* **TASK INSTRUCTIONS**: Filter these entries, keeping only lines that hold the word "this".
──────── GIVEN DATA
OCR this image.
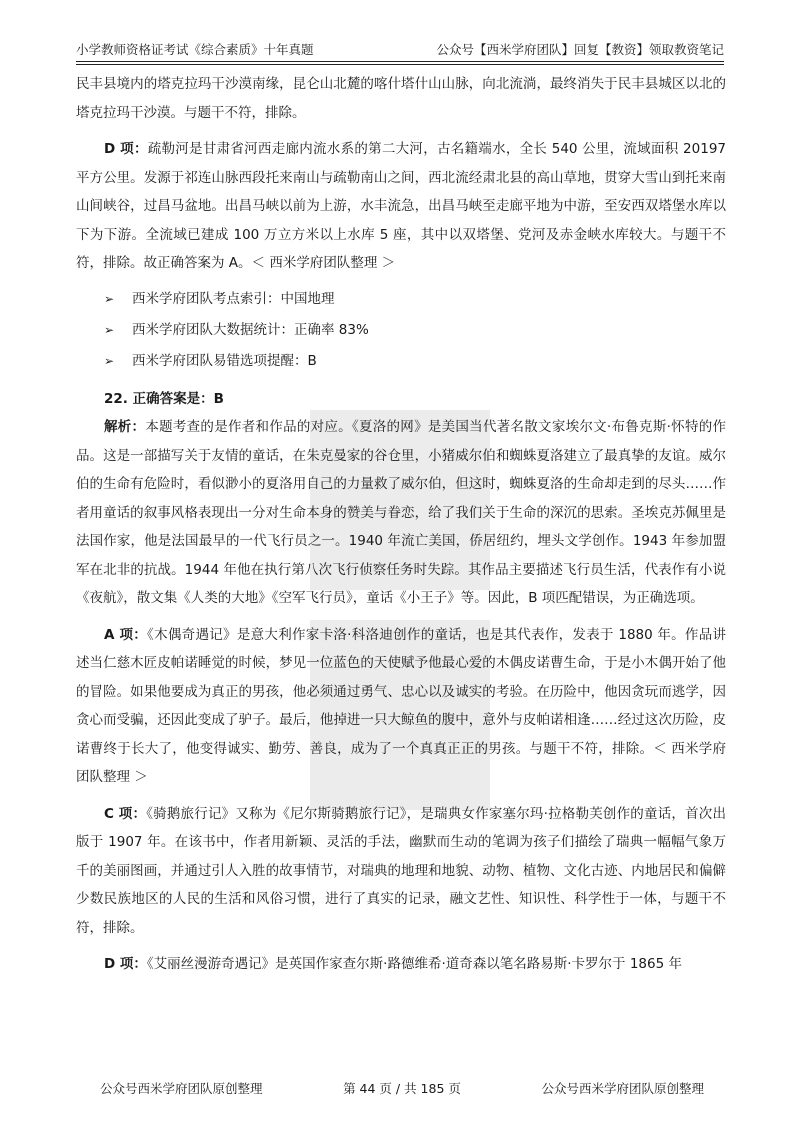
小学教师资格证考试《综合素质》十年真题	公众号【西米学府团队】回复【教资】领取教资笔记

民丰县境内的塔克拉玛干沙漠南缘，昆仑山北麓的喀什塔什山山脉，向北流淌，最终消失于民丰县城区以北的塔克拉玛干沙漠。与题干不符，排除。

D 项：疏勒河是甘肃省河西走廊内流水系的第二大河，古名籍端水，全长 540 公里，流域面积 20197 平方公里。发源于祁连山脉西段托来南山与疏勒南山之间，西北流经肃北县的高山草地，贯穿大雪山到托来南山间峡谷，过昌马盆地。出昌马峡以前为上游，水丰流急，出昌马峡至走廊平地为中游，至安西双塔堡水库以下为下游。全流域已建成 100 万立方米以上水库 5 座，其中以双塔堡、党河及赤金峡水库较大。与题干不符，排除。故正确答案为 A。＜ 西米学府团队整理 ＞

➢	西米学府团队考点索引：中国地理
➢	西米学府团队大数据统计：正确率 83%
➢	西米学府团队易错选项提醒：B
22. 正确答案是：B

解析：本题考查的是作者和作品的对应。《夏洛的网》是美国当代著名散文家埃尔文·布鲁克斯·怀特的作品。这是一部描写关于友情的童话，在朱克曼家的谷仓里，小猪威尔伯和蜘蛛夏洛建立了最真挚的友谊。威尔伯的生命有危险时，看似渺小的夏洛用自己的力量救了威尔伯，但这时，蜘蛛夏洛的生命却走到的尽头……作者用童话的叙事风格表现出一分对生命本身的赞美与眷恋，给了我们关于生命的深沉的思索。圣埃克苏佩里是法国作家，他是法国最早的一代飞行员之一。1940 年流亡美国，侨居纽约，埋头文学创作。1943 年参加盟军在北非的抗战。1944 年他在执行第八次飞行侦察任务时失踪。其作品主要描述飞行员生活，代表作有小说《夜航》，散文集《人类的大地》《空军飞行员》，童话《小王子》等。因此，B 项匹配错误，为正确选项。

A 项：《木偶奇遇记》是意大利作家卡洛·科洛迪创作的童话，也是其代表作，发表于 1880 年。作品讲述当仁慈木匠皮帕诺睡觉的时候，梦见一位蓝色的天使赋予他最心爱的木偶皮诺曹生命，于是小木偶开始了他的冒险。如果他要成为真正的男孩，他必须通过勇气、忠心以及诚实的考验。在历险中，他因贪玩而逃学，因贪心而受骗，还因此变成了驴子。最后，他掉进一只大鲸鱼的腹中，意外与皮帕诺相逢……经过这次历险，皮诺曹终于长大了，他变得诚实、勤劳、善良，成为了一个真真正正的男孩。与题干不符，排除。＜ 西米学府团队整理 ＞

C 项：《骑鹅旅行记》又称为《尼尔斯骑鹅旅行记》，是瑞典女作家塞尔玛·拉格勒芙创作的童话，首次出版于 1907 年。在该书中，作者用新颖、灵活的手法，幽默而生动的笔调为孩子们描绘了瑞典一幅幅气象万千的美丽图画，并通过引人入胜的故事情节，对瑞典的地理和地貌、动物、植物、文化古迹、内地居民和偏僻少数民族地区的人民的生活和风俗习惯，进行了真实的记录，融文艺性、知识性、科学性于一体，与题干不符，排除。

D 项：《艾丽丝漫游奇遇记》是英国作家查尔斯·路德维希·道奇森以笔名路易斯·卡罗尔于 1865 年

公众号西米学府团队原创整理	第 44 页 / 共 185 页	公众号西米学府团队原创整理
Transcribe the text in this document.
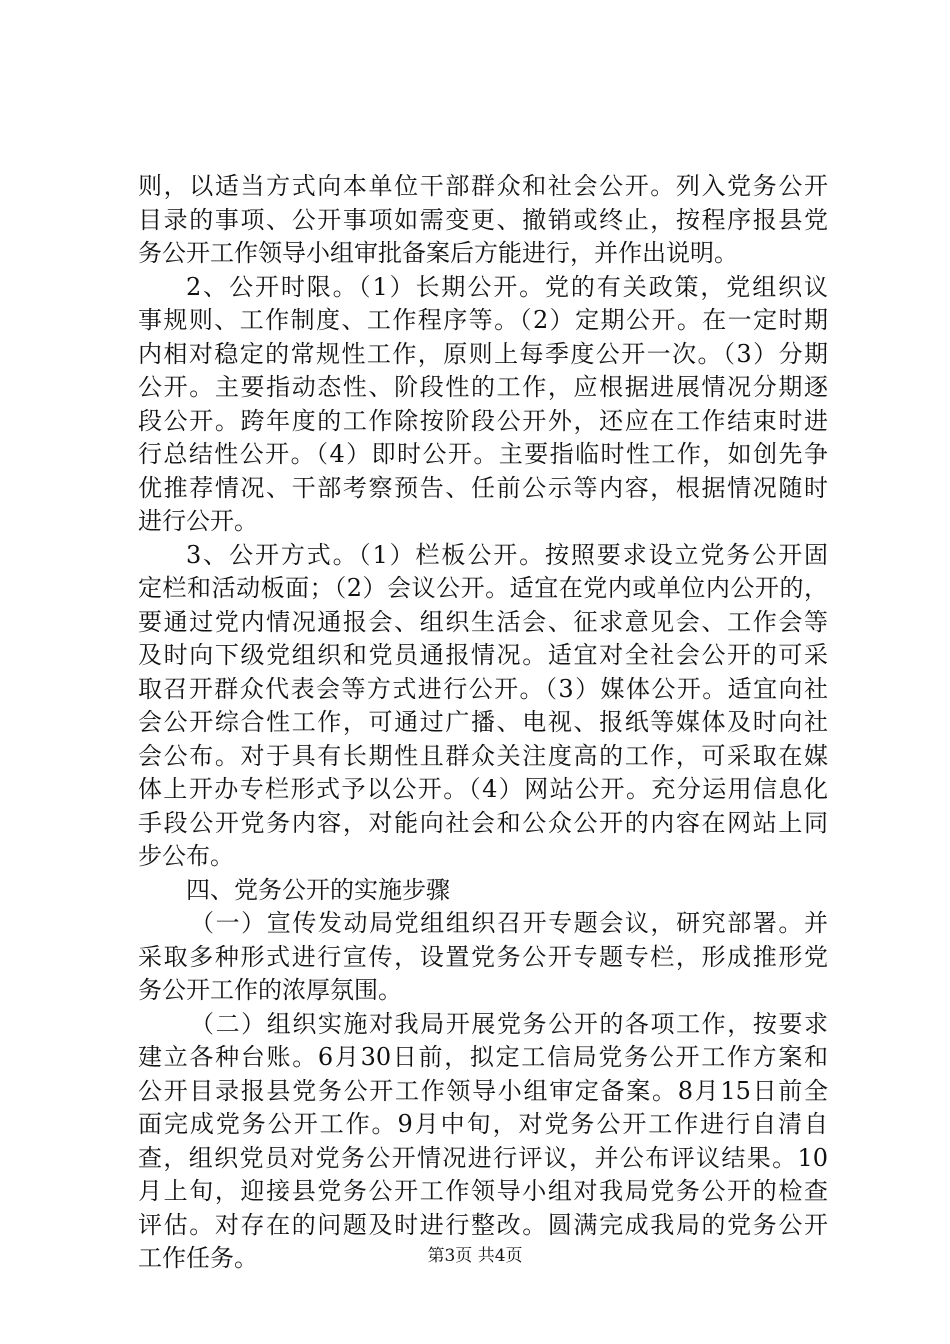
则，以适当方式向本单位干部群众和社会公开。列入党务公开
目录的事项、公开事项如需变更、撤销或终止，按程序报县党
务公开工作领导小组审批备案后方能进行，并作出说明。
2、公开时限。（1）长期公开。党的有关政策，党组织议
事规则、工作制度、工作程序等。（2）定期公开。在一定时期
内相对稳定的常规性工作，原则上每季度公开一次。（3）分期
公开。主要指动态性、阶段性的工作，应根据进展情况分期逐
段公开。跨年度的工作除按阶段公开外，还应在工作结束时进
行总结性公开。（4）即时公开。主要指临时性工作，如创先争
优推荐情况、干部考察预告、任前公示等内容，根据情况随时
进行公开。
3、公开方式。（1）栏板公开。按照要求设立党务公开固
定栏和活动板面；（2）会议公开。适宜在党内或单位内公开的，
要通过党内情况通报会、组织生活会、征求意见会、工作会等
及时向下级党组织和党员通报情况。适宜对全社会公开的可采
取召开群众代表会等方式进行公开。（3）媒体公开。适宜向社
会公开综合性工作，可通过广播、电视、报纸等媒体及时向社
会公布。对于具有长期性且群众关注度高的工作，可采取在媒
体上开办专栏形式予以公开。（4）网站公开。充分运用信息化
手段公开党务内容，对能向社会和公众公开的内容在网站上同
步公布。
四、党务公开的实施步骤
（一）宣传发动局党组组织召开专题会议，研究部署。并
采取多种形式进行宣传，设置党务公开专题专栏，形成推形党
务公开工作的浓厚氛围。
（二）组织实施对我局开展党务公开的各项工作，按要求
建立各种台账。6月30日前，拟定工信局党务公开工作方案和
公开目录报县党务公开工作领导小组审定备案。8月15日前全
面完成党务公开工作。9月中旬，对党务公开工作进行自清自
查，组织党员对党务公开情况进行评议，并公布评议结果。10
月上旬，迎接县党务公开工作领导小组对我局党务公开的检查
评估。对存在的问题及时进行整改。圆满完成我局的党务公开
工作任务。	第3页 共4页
────────────────
* **OUTPUT**:
OCR this image.
Transcribe the text in this document.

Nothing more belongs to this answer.